Task set -
1) Translate this sentence from the freedom-of-contract text into Spanish: "Illustratively, the difference is the distinction between prohibiting an employer from contracting with 'Sarah' to accept a wage below the minimum and prohibiting 'Sarah' from entering into any employment agreement whatsoever."
2) Repeat the freedom-of-contract text word for word from "In Lochner, as" to "the state. (43)".

# start of Text

The tension most important for this article is that between the right of an individual to possess the faculty to contract versus the right of a government to restrict the scope of or even the parties to certain, specified contracts. Illustratively, the difference is the distinction between prohibiting an employer from contracting with "Sarah" to accept a wage below the minimum and prohibiting "Sarah" from entering into any employment agreement whatsoever. While both types of restrictions have existed in U.S. law at different times, the difference in their effect on "Sarah" is apparent, and it is more generally the difference between restrictions based on status and restrictions based on actions. Restrictions based on actions, especially in the realm of public safety, have long been seen "as legitimate exercises of government's acknowledged power to curtail freedom of contract in the interests of health, safety, and public order." (35)
In the United States, few Supreme Court decisions have engendered as much controversy as the 1905 decision Lochner v. New York. (36) In Lochner, the Court invalidated a New York employment law limiting the daily number of hours a baker could work as unduly favoring one party to the contract." (37) The Lochner decision arguably represents the pinnacle of the modern right to contract, free from governmental intrusion. (38) Neither Justice Harlan's dissent which critiqued the opinion for failing to adequately consider a state's legitimate interest in the health and safety of its denizens, (39) nor Justice Holmes's criticism of a judicial attempt to mandate laissez faire policies were sufficient to uphold this specific restriction on contract rights. (40) During the Lochner Era, lasting approximately thirty years, courts struck down laws if they were perceived as encroaching on economic liberty or private contract rights. (41)
In Lochner, as in the employment-based cases that followed, the Court assumed a near equality of bargaining power and found it anomalous that one party would be statutorily favored over the other in that situation. (42) As the Lochner Court put it,
There is no reasonable ground for interfering with the liberty of person or the right of free contract ... [and] there is no contention that bakers as a class are not equal in intelligence and capacity to men in other trades ... or that they are not able to assert their rights and care for themselves without the protecting arm of the state, interfering with their independence of judgment and of action. They are in no sense wards of the state. (43)

# end of Text
# start of Data supplied

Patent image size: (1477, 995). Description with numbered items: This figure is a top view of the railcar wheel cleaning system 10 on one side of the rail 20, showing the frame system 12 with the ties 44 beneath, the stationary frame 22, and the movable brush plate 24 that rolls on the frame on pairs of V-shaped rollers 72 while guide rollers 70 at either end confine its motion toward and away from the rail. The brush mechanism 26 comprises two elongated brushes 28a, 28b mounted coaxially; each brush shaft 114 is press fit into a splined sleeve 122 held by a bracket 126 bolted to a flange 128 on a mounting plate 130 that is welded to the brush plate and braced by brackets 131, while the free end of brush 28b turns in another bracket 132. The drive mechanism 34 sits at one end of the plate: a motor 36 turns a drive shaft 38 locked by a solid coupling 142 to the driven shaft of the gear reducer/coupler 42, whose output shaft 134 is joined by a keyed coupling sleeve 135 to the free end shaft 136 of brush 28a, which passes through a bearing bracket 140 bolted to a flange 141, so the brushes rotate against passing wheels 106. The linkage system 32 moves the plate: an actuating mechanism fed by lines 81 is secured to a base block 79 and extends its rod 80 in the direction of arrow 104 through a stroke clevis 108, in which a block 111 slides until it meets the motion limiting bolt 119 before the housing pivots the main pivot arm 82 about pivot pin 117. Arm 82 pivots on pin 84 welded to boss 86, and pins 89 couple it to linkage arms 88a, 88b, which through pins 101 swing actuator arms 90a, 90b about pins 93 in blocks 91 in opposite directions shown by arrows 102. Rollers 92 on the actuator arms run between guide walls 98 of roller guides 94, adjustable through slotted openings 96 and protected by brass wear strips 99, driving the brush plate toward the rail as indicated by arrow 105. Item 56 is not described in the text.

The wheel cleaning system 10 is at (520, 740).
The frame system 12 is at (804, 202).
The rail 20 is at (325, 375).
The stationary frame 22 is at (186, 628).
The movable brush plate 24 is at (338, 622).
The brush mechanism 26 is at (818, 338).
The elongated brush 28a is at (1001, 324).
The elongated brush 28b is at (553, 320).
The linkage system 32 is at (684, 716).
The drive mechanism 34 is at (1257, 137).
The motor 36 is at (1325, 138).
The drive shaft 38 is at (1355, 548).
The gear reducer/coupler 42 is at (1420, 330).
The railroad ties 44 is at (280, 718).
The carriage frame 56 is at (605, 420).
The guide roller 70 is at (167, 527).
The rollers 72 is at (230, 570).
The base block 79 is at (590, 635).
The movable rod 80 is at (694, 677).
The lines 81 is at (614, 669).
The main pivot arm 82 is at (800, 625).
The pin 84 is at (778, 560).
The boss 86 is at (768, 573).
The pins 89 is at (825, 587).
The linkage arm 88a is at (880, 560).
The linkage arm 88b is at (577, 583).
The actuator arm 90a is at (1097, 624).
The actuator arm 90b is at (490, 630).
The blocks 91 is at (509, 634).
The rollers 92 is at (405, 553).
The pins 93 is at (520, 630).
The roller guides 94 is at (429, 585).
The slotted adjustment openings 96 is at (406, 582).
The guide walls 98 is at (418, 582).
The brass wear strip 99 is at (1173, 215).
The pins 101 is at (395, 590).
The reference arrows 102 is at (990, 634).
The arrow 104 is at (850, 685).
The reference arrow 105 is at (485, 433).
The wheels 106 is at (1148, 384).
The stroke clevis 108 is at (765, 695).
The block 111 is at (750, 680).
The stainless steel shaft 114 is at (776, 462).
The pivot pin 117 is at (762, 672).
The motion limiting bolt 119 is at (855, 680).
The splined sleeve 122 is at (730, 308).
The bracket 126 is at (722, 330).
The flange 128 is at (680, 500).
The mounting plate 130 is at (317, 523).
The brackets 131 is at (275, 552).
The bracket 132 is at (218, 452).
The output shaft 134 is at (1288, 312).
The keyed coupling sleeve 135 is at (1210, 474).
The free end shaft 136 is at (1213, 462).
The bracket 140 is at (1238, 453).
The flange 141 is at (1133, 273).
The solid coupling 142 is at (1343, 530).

# end of Data supplied

Answers per task -
1) A modo de ilustración, la diferencia es la distinción entre prohibir a un empleador contratar con «Sarah» para que acepte un salario inferior al mínimo y prohibir a «Sarah» celebrar acuerdo laboral alguno.

2)
In Lochner, as in the employment-based cases that followed, the Court assumed a near equality of bargaining power and found it anomalous that one party would be statutorily favored over the other in that situation. (42) As the Lochner Court put it,
There is no reasonable ground for interfering with the liberty of person or the right of free contract ... [and] there is no contention that bakers as a class are not equal in intelligence and capacity to men in other trades ... or that they are not able to assert their rights and care for themselves without the protecting arm of the state, interfering with their independence of judgment and of action. They are in no sense wards of the state. (43)